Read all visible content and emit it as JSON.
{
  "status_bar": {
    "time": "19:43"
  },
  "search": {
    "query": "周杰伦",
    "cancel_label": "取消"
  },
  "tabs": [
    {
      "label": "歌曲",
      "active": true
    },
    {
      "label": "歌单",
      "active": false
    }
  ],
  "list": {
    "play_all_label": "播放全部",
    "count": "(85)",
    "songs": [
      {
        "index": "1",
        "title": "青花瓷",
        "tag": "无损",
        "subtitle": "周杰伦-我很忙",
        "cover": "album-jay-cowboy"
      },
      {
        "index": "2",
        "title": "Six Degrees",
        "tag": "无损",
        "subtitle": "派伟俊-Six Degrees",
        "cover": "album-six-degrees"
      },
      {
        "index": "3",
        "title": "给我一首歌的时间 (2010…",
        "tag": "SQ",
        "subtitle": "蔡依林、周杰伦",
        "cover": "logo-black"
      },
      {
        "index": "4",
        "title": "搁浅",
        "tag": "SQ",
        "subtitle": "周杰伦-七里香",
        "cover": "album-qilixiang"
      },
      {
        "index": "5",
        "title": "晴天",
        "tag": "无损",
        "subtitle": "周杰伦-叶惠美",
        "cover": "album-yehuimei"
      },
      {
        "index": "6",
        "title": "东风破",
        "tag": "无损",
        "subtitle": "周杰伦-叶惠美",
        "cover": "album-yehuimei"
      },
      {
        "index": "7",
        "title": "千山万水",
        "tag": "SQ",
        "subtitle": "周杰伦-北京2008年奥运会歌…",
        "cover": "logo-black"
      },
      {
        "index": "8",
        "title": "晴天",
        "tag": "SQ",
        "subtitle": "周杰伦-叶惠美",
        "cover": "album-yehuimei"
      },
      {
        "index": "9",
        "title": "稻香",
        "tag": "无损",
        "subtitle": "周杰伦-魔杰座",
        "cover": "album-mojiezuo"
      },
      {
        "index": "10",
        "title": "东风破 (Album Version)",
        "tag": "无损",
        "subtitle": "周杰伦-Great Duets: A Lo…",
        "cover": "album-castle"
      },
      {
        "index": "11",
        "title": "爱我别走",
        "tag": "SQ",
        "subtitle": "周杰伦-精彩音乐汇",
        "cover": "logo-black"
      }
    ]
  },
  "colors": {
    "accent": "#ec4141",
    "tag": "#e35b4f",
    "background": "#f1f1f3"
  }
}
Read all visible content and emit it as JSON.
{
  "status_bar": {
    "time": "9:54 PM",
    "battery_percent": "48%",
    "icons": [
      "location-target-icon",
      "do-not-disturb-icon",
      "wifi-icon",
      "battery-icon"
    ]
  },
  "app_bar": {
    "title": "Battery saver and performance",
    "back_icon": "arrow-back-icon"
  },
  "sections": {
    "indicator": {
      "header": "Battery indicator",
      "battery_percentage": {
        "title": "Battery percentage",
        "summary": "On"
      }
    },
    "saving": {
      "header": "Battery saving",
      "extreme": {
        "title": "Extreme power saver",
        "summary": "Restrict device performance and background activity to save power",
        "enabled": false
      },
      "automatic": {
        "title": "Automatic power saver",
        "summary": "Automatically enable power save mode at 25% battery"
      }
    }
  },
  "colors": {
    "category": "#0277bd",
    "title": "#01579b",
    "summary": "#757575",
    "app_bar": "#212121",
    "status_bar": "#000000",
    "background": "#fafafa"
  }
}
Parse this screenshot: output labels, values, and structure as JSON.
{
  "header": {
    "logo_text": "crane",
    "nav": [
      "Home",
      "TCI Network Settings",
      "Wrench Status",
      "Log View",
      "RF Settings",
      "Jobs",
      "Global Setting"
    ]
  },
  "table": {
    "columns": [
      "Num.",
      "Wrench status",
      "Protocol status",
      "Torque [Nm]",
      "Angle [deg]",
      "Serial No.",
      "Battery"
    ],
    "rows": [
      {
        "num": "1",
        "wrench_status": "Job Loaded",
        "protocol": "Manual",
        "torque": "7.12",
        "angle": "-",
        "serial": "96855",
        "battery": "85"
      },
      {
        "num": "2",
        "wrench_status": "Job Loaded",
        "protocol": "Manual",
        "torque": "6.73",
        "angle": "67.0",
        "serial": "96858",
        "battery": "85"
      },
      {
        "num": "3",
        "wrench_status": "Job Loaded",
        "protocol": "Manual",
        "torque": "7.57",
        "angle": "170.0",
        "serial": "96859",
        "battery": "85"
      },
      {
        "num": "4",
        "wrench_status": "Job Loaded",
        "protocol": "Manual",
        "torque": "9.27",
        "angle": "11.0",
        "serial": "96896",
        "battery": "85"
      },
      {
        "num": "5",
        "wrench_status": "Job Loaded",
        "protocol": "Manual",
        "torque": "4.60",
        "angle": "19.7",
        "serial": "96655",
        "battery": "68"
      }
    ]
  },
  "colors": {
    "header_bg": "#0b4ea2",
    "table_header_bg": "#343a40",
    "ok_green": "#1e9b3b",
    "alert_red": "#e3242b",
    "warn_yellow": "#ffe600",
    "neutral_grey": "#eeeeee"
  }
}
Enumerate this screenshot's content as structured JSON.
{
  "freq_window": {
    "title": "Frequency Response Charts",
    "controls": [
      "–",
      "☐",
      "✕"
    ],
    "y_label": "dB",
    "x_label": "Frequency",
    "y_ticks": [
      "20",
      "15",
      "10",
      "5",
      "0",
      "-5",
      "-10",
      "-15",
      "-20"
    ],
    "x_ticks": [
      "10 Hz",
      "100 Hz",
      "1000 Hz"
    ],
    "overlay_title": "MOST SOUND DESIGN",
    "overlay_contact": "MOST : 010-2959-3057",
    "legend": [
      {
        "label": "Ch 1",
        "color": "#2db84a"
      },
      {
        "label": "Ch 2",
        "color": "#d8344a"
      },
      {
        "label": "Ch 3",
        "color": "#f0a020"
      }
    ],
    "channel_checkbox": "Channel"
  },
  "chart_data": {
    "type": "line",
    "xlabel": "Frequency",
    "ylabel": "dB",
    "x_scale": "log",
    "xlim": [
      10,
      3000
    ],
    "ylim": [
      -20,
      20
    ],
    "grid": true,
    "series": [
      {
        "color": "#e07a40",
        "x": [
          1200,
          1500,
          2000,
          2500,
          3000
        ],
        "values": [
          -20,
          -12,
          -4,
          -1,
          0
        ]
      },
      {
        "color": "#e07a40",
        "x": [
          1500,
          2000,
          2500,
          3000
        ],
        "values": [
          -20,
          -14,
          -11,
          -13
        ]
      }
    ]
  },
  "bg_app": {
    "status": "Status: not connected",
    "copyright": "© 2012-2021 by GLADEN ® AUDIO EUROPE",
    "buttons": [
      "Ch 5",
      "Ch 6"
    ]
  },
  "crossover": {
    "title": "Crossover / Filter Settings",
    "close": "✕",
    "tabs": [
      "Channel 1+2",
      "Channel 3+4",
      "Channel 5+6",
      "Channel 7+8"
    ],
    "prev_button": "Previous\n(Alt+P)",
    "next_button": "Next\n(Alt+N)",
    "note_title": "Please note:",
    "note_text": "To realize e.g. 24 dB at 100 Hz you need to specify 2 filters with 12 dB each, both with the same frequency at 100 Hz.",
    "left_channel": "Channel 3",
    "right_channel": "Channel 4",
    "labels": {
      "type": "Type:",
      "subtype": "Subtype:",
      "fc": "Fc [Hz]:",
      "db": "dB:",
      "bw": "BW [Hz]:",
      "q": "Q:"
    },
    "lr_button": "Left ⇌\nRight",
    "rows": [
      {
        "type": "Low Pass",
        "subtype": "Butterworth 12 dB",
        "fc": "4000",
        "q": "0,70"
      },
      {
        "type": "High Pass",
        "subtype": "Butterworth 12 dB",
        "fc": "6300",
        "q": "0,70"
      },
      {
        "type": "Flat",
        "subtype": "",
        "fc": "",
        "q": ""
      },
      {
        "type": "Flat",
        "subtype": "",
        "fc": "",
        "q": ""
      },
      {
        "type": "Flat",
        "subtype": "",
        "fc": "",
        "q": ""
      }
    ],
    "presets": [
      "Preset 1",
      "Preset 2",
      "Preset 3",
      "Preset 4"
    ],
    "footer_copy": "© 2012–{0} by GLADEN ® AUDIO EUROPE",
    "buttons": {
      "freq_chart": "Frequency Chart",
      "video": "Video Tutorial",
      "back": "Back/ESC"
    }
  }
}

________________

What is being asked >> Show each line of the data that contains the string "JSON".

Written solution >>
Read all visible content and emit it as JSON.
Read all visible content and emit it as JSON.
Parse this screenshot: output labels, values, and structure as JSON.
Enumerate this screenshot's content as structured JSON.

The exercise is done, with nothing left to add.